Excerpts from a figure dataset
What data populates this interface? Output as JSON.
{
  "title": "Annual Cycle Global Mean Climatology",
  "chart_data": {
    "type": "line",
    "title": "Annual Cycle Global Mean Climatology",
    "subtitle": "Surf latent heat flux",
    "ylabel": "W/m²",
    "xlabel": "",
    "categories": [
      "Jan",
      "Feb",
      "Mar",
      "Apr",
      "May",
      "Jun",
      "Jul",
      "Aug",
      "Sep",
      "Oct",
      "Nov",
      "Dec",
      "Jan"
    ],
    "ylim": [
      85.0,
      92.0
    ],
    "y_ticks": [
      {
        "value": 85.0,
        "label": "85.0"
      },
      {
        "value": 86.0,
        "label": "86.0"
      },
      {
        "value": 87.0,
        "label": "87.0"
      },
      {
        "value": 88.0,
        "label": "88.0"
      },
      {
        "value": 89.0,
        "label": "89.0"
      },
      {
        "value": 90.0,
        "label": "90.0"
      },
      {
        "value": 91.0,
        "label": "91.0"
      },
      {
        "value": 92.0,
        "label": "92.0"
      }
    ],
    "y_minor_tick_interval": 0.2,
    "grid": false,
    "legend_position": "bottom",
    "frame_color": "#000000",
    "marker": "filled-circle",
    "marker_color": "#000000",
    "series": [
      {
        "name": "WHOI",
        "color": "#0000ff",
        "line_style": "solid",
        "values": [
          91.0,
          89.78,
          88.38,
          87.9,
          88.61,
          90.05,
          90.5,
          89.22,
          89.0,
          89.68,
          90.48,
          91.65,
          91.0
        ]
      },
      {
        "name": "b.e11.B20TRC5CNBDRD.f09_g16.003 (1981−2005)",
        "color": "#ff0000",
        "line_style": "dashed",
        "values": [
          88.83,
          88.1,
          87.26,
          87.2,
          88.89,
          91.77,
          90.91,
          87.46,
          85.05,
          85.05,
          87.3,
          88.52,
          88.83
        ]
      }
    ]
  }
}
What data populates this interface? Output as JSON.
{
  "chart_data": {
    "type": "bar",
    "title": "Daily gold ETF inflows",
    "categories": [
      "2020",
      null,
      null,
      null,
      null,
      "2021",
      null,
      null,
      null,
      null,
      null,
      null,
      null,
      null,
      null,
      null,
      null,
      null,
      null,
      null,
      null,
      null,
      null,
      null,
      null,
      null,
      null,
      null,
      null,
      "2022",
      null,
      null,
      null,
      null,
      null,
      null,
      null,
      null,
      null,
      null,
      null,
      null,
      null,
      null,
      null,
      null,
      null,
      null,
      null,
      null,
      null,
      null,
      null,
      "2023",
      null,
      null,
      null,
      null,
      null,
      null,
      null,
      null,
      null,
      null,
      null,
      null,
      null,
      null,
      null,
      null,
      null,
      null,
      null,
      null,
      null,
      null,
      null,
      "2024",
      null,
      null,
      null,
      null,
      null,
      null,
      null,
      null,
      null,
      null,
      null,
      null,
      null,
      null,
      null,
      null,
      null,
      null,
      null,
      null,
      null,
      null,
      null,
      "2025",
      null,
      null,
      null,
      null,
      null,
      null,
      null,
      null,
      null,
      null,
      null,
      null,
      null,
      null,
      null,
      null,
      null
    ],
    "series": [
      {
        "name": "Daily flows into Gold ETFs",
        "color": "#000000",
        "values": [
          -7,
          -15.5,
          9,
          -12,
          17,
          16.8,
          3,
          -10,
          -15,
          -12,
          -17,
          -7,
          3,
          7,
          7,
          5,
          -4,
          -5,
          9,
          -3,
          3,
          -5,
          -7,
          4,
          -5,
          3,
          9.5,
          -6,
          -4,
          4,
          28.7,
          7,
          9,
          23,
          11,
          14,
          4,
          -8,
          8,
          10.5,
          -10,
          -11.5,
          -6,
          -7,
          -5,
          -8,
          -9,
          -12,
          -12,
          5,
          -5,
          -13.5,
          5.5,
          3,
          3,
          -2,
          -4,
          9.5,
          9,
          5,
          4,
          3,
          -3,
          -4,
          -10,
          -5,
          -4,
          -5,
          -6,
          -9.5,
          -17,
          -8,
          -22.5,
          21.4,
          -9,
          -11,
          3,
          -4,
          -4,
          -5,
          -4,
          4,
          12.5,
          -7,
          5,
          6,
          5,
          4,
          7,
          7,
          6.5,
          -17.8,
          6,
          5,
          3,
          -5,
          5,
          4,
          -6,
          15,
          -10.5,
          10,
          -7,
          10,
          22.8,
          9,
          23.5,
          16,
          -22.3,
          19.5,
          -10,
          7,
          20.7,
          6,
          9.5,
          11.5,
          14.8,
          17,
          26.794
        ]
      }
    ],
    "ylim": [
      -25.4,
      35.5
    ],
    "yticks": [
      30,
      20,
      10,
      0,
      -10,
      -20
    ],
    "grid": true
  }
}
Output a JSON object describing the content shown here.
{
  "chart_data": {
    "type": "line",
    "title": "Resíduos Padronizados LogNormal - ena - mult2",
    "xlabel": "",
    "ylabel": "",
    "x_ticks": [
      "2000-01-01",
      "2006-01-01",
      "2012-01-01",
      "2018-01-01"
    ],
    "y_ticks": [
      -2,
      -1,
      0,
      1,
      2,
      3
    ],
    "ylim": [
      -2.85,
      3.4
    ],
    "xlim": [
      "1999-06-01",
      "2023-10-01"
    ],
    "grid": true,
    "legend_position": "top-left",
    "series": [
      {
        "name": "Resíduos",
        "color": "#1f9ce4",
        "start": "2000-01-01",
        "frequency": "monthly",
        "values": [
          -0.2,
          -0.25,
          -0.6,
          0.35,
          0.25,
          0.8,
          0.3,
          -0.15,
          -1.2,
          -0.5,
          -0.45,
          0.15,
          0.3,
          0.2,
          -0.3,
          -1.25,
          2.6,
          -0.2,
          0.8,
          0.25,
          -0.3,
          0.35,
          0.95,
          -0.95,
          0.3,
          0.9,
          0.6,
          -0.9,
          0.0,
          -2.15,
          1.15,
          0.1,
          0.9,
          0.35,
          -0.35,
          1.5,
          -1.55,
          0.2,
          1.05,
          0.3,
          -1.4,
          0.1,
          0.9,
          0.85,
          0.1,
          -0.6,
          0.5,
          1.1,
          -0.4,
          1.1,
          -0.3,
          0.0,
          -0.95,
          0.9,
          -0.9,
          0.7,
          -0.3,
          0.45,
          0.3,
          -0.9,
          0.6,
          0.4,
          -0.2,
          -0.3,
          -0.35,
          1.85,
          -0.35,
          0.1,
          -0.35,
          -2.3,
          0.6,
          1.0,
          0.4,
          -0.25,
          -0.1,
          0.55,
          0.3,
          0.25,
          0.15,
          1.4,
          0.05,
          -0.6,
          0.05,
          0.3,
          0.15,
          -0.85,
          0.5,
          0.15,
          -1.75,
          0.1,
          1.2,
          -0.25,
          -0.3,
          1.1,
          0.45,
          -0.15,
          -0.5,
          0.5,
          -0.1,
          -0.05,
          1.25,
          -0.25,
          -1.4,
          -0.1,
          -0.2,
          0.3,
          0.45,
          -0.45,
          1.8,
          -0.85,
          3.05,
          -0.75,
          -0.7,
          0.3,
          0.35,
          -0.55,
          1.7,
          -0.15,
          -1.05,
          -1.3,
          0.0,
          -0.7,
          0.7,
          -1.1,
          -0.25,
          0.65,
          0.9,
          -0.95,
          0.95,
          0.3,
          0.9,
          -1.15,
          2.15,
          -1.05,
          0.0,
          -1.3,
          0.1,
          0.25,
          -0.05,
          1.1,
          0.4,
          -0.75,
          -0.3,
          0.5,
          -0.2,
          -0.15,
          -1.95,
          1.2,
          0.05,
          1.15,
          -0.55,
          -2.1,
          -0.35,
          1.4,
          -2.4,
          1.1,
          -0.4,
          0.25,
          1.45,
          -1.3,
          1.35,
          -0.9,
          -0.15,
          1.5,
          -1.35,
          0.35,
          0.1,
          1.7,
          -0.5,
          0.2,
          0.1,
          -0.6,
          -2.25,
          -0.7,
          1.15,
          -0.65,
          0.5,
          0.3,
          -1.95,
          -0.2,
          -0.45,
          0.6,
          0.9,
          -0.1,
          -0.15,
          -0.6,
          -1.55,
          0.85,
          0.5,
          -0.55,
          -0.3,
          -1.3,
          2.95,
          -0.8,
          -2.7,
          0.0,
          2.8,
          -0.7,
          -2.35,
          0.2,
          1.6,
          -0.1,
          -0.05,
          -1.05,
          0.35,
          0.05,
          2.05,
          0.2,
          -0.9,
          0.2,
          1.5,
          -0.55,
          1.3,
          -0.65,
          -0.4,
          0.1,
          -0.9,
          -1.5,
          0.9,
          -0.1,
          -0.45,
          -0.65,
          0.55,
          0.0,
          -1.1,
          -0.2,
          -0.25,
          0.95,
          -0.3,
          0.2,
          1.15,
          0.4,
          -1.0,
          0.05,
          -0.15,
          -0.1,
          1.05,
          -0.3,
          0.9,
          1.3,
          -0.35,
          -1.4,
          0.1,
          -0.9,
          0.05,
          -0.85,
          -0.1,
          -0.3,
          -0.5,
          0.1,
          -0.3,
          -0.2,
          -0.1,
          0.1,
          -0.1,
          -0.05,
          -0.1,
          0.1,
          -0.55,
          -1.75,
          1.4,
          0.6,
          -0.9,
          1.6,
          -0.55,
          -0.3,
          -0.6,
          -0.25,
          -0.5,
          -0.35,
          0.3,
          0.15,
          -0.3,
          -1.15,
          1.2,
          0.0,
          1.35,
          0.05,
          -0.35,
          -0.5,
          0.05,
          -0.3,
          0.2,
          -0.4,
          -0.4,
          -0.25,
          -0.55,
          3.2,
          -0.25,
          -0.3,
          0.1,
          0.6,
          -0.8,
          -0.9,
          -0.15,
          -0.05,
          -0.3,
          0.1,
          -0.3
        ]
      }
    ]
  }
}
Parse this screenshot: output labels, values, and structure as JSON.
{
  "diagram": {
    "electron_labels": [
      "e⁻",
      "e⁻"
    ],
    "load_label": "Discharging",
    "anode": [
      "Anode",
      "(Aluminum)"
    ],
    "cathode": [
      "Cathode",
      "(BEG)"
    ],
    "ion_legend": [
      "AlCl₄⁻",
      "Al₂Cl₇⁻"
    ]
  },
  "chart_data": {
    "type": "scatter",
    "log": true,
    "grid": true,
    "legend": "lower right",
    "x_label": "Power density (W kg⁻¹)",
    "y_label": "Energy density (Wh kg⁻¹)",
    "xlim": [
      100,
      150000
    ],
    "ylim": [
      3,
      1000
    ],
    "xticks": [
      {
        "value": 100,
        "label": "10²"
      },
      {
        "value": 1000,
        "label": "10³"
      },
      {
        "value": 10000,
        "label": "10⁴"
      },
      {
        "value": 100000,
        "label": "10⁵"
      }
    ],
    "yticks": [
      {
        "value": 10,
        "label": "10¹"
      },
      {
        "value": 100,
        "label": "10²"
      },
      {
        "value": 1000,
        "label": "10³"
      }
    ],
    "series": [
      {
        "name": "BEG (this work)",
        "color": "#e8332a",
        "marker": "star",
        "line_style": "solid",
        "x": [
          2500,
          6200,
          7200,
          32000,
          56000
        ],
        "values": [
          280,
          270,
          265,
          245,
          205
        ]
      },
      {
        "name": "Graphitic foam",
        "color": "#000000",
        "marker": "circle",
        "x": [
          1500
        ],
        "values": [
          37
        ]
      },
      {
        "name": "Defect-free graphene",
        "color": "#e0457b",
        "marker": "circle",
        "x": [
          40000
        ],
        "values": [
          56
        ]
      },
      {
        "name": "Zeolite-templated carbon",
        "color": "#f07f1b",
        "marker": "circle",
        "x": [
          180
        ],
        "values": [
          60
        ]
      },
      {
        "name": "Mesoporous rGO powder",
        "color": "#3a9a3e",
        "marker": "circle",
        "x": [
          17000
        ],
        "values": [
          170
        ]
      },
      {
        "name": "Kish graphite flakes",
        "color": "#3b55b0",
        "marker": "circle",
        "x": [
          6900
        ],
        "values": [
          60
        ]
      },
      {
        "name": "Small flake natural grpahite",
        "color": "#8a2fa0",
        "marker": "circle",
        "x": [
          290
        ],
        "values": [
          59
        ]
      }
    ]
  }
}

#### DIRECTIONS
Collect, from the material above, every line containing the word "true".

#### COMPLETE RESPONSE
    "grid": true
    "grid": true,
    "log": true,
    "grid": true,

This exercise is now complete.